━━━━━ RECORD SET

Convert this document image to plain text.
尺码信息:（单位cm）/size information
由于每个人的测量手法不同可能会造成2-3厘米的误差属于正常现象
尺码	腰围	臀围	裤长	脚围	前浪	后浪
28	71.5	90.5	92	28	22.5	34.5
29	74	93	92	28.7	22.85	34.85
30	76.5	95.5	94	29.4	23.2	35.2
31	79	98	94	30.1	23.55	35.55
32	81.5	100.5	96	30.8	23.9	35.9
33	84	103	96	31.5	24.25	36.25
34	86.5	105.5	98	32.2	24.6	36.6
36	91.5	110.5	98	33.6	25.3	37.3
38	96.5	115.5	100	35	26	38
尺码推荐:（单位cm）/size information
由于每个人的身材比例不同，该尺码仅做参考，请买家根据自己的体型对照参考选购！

━━━━━━━━━━
━━━━━ RECORD SET

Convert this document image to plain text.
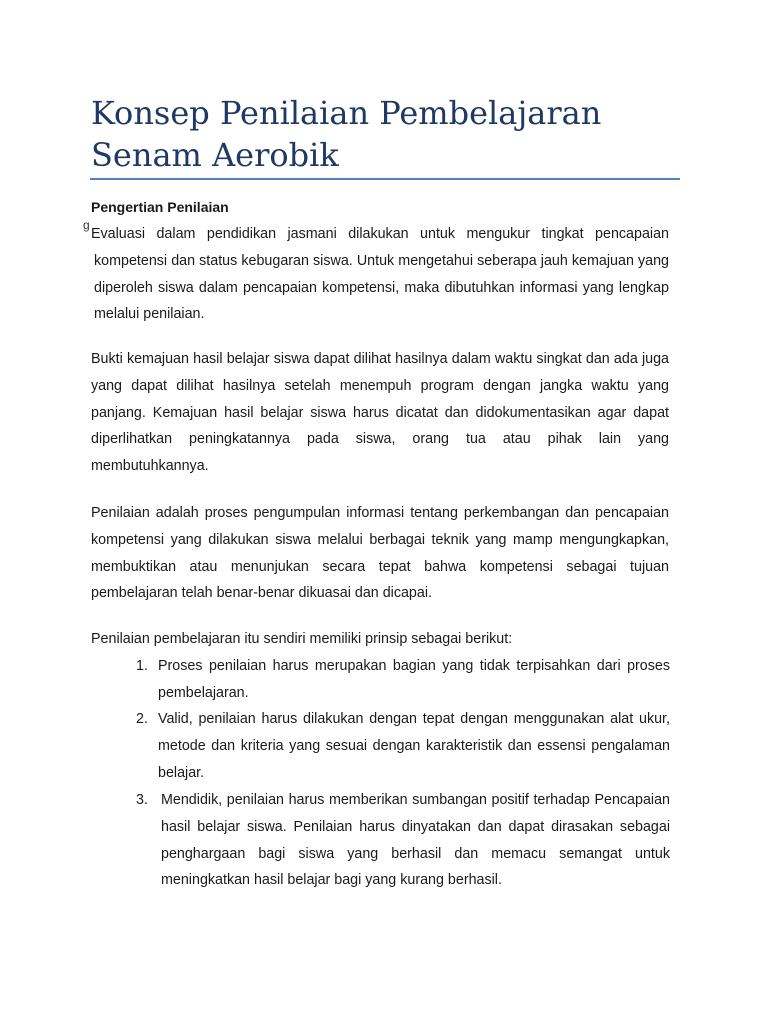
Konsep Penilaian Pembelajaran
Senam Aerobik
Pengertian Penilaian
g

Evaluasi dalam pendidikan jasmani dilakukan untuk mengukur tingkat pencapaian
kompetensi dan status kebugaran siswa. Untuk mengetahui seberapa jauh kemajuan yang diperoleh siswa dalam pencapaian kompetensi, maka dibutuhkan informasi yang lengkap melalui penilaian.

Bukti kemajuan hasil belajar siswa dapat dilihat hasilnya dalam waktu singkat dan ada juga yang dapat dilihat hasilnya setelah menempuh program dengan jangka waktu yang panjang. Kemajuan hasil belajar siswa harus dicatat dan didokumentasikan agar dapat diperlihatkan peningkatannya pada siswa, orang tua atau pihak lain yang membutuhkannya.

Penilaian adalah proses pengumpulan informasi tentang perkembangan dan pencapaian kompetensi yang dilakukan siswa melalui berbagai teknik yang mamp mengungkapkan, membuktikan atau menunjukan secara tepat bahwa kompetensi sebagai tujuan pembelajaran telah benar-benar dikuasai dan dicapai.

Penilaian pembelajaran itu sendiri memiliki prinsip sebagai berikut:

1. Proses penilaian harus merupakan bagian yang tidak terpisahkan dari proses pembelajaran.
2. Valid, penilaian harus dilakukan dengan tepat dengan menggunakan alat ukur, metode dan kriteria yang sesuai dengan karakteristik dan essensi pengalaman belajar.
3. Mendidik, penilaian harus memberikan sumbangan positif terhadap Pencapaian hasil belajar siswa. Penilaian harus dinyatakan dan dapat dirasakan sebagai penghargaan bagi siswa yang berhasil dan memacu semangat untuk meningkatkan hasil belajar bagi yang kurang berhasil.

━━━━━━━━━━

DESCRIPTION OF THE TASK - Copy each line containing the word "proses" from the data.

EXPECTED ANSWER -
Penilaian adalah proses pengumpulan informasi tentang perkembangan dan pencapaian kompetensi yang dilakukan siswa melalui berbagai teknik yang mamp mengungkapkan, membuktikan atau menunjukan secara tepat bahwa kompetensi sebagai tujuan pembelajaran telah benar-benar dikuasai dan dicapai.
1. Proses penilaian harus merupakan bagian yang tidak terpisahkan dari proses pembelajaran.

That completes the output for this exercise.